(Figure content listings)
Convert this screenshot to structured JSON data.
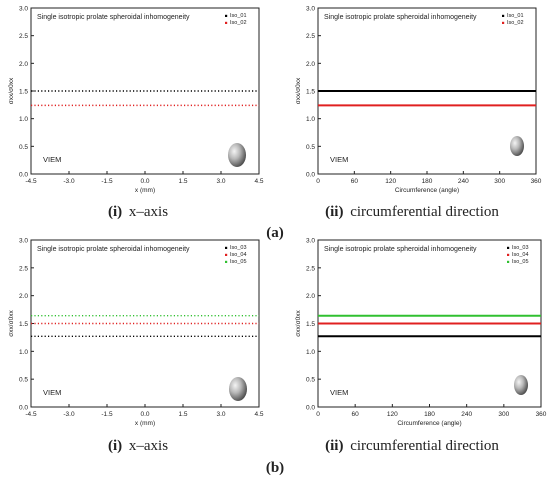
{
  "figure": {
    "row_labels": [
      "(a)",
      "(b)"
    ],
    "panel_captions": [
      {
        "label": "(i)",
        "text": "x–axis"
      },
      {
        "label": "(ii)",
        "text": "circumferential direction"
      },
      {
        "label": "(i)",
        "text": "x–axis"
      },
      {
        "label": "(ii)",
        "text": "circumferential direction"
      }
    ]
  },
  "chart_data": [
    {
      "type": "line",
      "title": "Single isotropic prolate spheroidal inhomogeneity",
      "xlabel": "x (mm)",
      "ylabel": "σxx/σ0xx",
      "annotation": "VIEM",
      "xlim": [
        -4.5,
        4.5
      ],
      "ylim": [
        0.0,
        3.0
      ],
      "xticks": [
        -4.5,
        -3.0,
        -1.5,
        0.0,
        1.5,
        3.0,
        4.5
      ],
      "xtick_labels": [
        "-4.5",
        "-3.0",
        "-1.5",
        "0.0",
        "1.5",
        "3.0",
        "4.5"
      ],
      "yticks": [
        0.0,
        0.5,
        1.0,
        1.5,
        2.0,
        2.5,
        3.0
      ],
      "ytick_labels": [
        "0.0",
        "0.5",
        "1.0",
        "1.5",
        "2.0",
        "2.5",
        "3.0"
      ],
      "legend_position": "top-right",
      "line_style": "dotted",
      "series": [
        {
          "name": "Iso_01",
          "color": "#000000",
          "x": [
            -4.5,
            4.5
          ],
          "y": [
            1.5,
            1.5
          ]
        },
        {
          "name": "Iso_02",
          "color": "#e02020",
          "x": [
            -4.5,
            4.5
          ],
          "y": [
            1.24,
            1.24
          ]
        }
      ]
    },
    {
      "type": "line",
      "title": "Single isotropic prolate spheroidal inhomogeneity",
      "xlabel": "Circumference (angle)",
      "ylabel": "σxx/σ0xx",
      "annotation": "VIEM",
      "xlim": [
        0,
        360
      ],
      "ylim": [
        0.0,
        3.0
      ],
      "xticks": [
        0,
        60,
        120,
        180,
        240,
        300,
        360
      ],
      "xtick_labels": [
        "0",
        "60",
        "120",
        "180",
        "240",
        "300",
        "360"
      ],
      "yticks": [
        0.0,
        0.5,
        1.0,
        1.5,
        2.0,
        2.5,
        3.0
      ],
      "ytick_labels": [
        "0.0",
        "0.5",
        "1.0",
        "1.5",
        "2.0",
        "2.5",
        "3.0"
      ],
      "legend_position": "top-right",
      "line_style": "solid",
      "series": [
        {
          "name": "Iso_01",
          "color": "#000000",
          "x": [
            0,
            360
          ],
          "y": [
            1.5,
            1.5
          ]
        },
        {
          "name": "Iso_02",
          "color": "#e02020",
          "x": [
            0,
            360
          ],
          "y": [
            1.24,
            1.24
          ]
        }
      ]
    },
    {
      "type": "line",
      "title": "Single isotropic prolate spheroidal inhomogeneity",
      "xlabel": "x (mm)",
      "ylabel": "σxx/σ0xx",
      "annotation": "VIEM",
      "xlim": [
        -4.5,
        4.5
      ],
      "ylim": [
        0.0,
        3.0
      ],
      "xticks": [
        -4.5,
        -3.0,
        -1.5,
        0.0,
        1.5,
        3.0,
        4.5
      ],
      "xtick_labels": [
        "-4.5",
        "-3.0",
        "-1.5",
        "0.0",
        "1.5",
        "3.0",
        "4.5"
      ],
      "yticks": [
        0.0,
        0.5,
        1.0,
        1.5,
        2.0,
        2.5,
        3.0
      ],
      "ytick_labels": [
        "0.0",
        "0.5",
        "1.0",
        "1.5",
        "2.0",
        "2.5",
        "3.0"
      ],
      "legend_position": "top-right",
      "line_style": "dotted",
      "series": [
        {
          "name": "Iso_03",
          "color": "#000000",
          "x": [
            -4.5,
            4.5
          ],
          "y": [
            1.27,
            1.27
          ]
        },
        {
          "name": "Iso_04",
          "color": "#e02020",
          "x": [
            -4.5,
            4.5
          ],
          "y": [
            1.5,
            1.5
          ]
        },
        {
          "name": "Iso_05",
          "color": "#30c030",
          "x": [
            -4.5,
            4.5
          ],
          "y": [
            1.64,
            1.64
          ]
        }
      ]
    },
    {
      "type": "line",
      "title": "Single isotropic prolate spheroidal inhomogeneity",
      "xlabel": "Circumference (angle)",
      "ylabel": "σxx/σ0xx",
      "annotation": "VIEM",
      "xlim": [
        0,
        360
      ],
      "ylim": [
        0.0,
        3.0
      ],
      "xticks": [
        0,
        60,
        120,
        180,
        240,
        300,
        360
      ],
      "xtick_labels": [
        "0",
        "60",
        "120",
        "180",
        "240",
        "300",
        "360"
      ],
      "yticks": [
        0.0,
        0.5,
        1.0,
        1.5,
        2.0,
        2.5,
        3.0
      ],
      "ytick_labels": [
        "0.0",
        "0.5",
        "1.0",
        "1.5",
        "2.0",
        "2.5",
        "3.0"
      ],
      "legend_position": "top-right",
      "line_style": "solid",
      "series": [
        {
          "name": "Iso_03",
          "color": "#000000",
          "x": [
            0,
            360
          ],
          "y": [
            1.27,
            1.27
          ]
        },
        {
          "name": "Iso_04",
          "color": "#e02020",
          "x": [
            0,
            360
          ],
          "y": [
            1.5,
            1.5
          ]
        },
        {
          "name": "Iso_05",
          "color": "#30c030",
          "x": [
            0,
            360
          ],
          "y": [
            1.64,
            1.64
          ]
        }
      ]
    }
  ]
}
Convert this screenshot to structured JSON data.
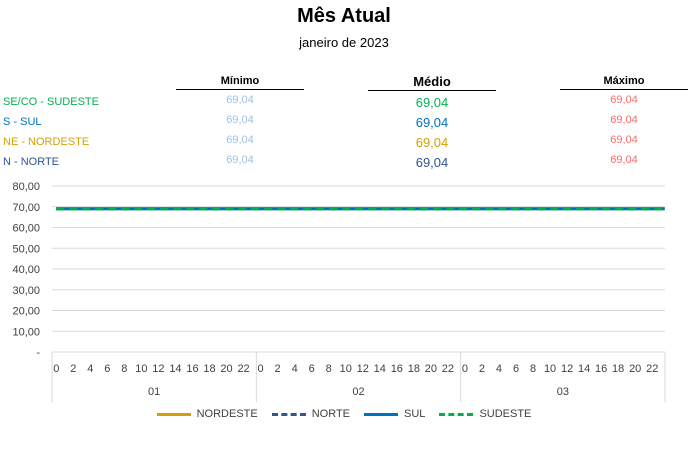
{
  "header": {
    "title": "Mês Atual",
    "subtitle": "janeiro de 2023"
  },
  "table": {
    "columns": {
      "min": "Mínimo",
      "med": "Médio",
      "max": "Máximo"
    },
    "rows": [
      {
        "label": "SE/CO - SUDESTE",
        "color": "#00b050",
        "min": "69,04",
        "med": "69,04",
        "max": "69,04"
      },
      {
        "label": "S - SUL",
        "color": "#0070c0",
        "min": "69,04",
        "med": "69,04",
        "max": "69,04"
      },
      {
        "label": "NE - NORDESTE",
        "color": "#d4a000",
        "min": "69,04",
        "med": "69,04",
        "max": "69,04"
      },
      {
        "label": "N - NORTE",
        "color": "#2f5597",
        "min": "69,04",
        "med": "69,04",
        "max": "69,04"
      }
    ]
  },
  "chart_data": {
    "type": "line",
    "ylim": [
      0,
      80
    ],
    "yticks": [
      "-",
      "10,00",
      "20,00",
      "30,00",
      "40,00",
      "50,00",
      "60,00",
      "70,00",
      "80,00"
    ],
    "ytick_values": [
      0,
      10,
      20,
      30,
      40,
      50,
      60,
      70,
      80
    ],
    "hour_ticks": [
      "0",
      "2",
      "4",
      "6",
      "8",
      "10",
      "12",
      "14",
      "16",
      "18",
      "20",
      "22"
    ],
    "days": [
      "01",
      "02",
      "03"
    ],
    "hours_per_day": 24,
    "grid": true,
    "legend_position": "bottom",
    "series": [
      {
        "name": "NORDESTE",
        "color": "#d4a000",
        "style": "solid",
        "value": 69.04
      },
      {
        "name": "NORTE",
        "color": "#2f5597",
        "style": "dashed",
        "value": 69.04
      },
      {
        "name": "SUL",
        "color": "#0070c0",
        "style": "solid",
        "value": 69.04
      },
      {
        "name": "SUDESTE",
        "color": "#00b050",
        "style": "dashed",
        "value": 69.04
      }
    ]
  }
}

* Written exercise:
Make an exact copy of all the material, but keep the pictures out of it.

* Solution below:
Convert this screenshot to structured JSON data.
{
  "figure": {
    "row_labels": [
      "(a)",
      "(b)"
    ],
    "panel_captions": [
      {
        "label": "(i)",
        "text": "x–axis"
      },
      {
        "label": "(ii)",
        "text": "circumferential direction"
      },
      {
        "label": "(i)",
        "text": "x–axis"
      },
      {
        "label": "(ii)",
        "text": "circumferential direction"
      }
    ]
  },
  "chart_data": [
    {
      "type": "line",
      "title": "Single isotropic prolate spheroidal inhomogeneity",
      "xlabel": "x (mm)",
      "ylabel": "σxx/σ0xx",
      "annotation": "VIEM",
      "xlim": [
        -4.5,
        4.5
      ],
      "ylim": [
        0.0,
        3.0
      ],
      "xticks": [
        -4.5,
        -3.0,
        -1.5,
        0.0,
        1.5,
        3.0,
        4.5
      ],
      "xtick_labels": [
        "-4.5",
        "-3.0",
        "-1.5",
        "0.0",
        "1.5",
        "3.0",
        "4.5"
      ],
      "yticks": [
        0.0,
        0.5,
        1.0,
        1.5,
        2.0,
        2.5,
        3.0
      ],
      "ytick_labels": [
        "0.0",
        "0.5",
        "1.0",
        "1.5",
        "2.0",
        "2.5",
        "3.0"
      ],
      "legend_position": "top-right",
      "line_style": "dotted",
      "series": [
        {
          "name": "Iso_01",
          "color": "#000000",
          "x": [
            -4.5,
            4.5
          ],
          "y": [
            1.5,
            1.5
          ]
        },
        {
          "name": "Iso_02",
          "color": "#e02020",
          "x": [
            -4.5,
            4.5
          ],
          "y": [
            1.24,
            1.24
          ]
        }
      ]
    },
    {
      "type": "line",
      "title": "Single isotropic prolate spheroidal inhomogeneity",
      "xlabel": "Circumference (angle)",
      "ylabel": "σxx/σ0xx",
      "annotation": "VIEM",
      "xlim": [
        0,
        360
      ],
      "ylim": [
        0.0,
        3.0
      ],
      "xticks": [
        0,
        60,
        120,
        180,
        240,
        300,
        360
      ],
      "xtick_labels": [
        "0",
        "60",
        "120",
        "180",
        "240",
        "300",
        "360"
      ],
      "yticks": [
        0.0,
        0.5,
        1.0,
        1.5,
        2.0,
        2.5,
        3.0
      ],
      "ytick_labels": [
        "0.0",
        "0.5",
        "1.0",
        "1.5",
        "2.0",
        "2.5",
        "3.0"
      ],
      "legend_position": "top-right",
      "line_style": "solid",
      "series": [
        {
          "name": "Iso_01",
          "color": "#000000",
          "x": [
            0,
            360
          ],
          "y": [
            1.5,
            1.5
          ]
        },
        {
          "name": "Iso_02",
          "color": "#e02020",
          "x": [
            0,
            360
          ],
          "y": [
            1.24,
            1.24
          ]
        }
      ]
    },
    {
      "type": "line",
      "title": "Single isotropic prolate spheroidal inhomogeneity",
      "xlabel": "x (mm)",
      "ylabel": "σxx/σ0xx",
      "annotation": "VIEM",
      "xlim": [
        -4.5,
        4.5
      ],
      "ylim": [
        0.0,
        3.0
      ],
      "xticks": [
        -4.5,
        -3.0,
        -1.5,
        0.0,
        1.5,
        3.0,
        4.5
      ],
      "xtick_labels": [
        "-4.5",
        "-3.0",
        "-1.5",
        "0.0",
        "1.5",
        "3.0",
        "4.5"
      ],
      "yticks": [
        0.0,
        0.5,
        1.0,
        1.5,
        2.0,
        2.5,
        3.0
      ],
      "ytick_labels": [
        "0.0",
        "0.5",
        "1.0",
        "1.5",
        "2.0",
        "2.5",
        "3.0"
      ],
      "legend_position": "top-right",
      "line_style": "dotted",
      "series": [
        {
          "name": "Iso_03",
          "color": "#000000",
          "x": [
            -4.5,
            4.5
          ],
          "y": [
            1.27,
            1.27
          ]
        },
        {
          "name": "Iso_04",
          "color": "#e02020",
          "x": [
            -4.5,
            4.5
          ],
          "y": [
            1.5,
            1.5
          ]
        },
        {
          "name": "Iso_05",
          "color": "#30c030",
          "x": [
            -4.5,
            4.5
          ],
          "y": [
            1.64,
            1.64
          ]
        }
      ]
    },
    {
      "type": "line",
      "title": "Single isotropic prolate spheroidal inhomogeneity",
      "xlabel": "Circumference (angle)",
      "ylabel": "σxx/σ0xx",
      "annotation": "VIEM",
      "xlim": [
        0,
        360
      ],
      "ylim": [
        0.0,
        3.0
      ],
      "xticks": [
        0,
        60,
        120,
        180,
        240,
        300,
        360
      ],
      "xtick_labels": [
        "0",
        "60",
        "120",
        "180",
        "240",
        "300",
        "360"
      ],
      "yticks": [
        0.0,
        0.5,
        1.0,
        1.5,
        2.0,
        2.5,
        3.0
      ],
      "ytick_labels": [
        "0.0",
        "0.5",
        "1.0",
        "1.5",
        "2.0",
        "2.5",
        "3.0"
      ],
      "legend_position": "top-right",
      "line_style": "solid",
      "series": [
        {
          "name": "Iso_03",
          "color": "#000000",
          "x": [
            0,
            360
          ],
          "y": [
            1.27,
            1.27
          ]
        },
        {
          "name": "Iso_04",
          "color": "#e02020",
          "x": [
            0,
            360
          ],
          "y": [
            1.5,
            1.5
          ]
        },
        {
          "name": "Iso_05",
          "color": "#30c030",
          "x": [
            0,
            360
          ],
          "y": [
            1.64,
            1.64
          ]
        }
      ]
    }
  ]
}
Convert this screenshot to structured JSON data.
{
  "header": {
    "title": "Mês Atual",
    "subtitle": "janeiro de 2023"
  },
  "table": {
    "columns": {
      "min": "Mínimo",
      "med": "Médio",
      "max": "Máximo"
    },
    "rows": [
      {
        "label": "SE/CO - SUDESTE",
        "color": "#00b050",
        "min": "69,04",
        "med": "69,04",
        "max": "69,04"
      },
      {
        "label": "S - SUL",
        "color": "#0070c0",
        "min": "69,04",
        "med": "69,04",
        "max": "69,04"
      },
      {
        "label": "NE - NORDESTE",
        "color": "#d4a000",
        "min": "69,04",
        "med": "69,04",
        "max": "69,04"
      },
      {
        "label": "N - NORTE",
        "color": "#2f5597",
        "min": "69,04",
        "med": "69,04",
        "max": "69,04"
      }
    ]
  },
  "chart_data": {
    "type": "line",
    "ylim": [
      0,
      80
    ],
    "yticks": [
      "-",
      "10,00",
      "20,00",
      "30,00",
      "40,00",
      "50,00",
      "60,00",
      "70,00",
      "80,00"
    ],
    "ytick_values": [
      0,
      10,
      20,
      30,
      40,
      50,
      60,
      70,
      80
    ],
    "hour_ticks": [
      "0",
      "2",
      "4",
      "6",
      "8",
      "10",
      "12",
      "14",
      "16",
      "18",
      "20",
      "22"
    ],
    "days": [
      "01",
      "02",
      "03"
    ],
    "hours_per_day": 24,
    "grid": true,
    "legend_position": "bottom",
    "series": [
      {
        "name": "NORDESTE",
        "color": "#d4a000",
        "style": "solid",
        "value": 69.04
      },
      {
        "name": "NORTE",
        "color": "#2f5597",
        "style": "dashed",
        "value": 69.04
      },
      {
        "name": "SUL",
        "color": "#0070c0",
        "style": "solid",
        "value": 69.04
      },
      {
        "name": "SUDESTE",
        "color": "#00b050",
        "style": "dashed",
        "value": 69.04
      }
    ]
  }
}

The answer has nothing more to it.